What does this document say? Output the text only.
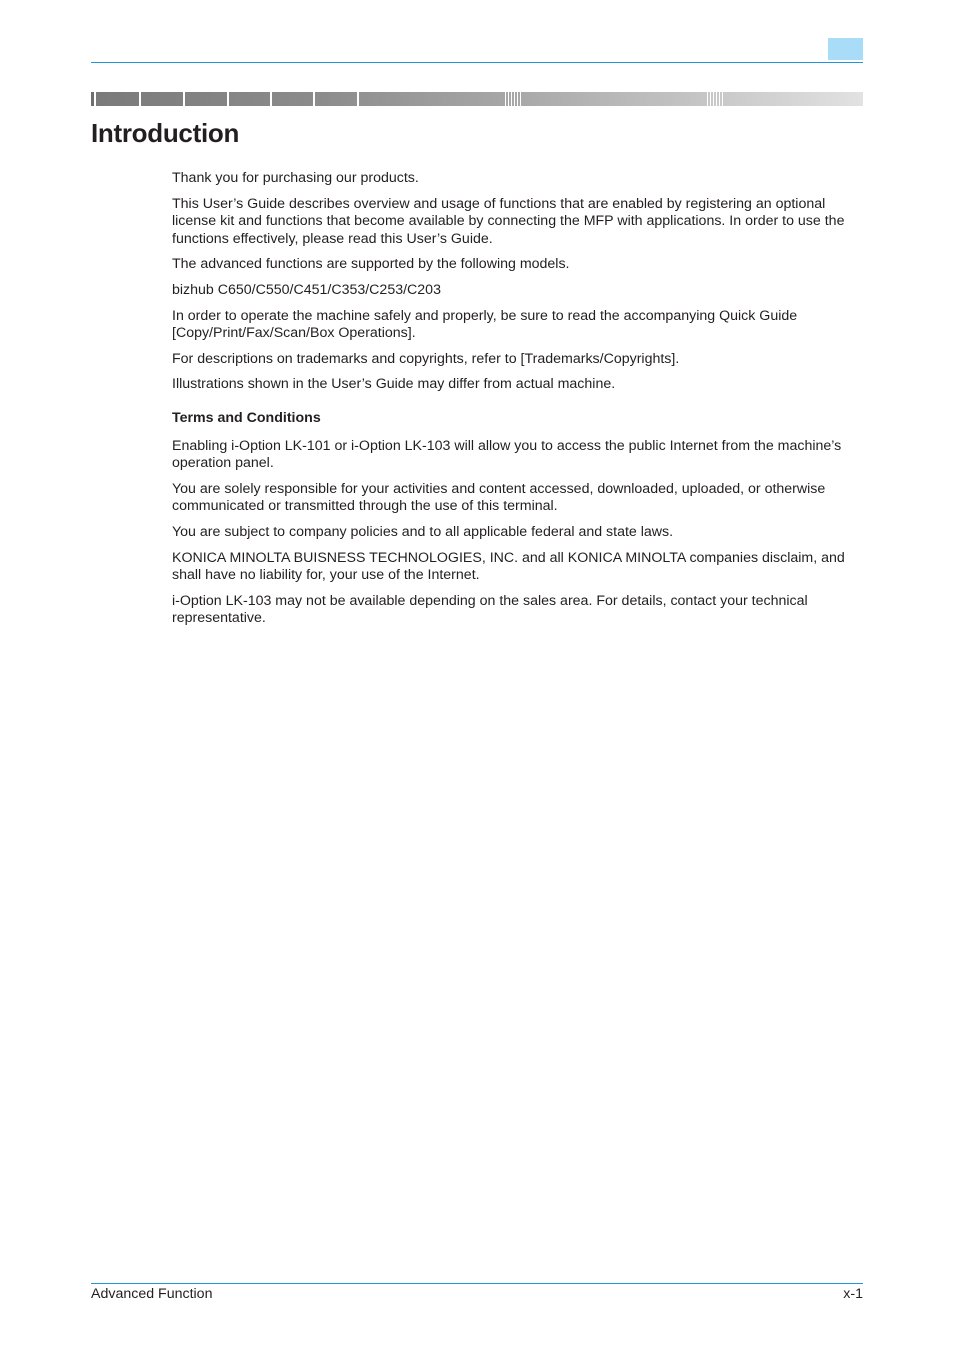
Introduction

Thank you for purchasing our products.

This User’s Guide describes overview and usage of functions that are enabled by registering an optional license kit and functions that become available by connecting the MFP with applications. In order to use the functions effectively, please read this User’s Guide.

The advanced functions are supported by the following models.

bizhub C650/C550/C451/C353/C253/C203

In order to operate the machine safely and properly, be sure to read the accompanying Quick Guide [Copy/Print/Fax/Scan/Box Operations].

For descriptions on trademarks and copyrights, refer to [Trademarks/Copyrights].

Illustrations shown in the User’s Guide may differ from actual machine.

Terms and Conditions

Enabling i-Option LK-101 or i-Option LK-103 will allow you to access the public Internet from the machine’s operation panel.

You are solely responsible for your activities and content accessed, downloaded, uploaded, or otherwise communicated or transmitted through the use of this terminal.

You are subject to company policies and to all applicable federal and state laws.

KONICA MINOLTA BUISNESS TECHNOLOGIES, INC. and all KONICA MINOLTA companies disclaim, and shall have no liability for, your use of the Internet.

i-Option LK-103 may not be available depending on the sales area. For details, contact your technical representative.

Advanced Function	x-1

§ The exercise
Repeat all of the entries word for word, but omit the pictures.

§ Answer to this task
What does this document say? Output the text only.
Introduction

Thank you for purchasing our products.

This User’s Guide describes overview and usage of functions that are enabled by registering an optional license kit and functions that become available by connecting the MFP with applications. In order to use the functions effectively, please read this User’s Guide.

The advanced functions are supported by the following models.

bizhub C650/C550/C451/C353/C253/C203

In order to operate the machine safely and properly, be sure to read the accompanying Quick Guide [Copy/Print/Fax/Scan/Box Operations].

For descriptions on trademarks and copyrights, refer to [Trademarks/Copyrights].

Illustrations shown in the User’s Guide may differ from actual machine.

Terms and Conditions

Enabling i-Option LK-101 or i-Option LK-103 will allow you to access the public Internet from the machine’s operation panel.

You are solely responsible for your activities and content accessed, downloaded, uploaded, or otherwise communicated or transmitted through the use of this terminal.

You are subject to company policies and to all applicable federal and state laws.

KONICA MINOLTA BUISNESS TECHNOLOGIES, INC. and all KONICA MINOLTA companies disclaim, and shall have no liability for, your use of the Internet.

i-Option LK-103 may not be available depending on the sales area. For details, contact your technical representative.

Advanced Function	x-1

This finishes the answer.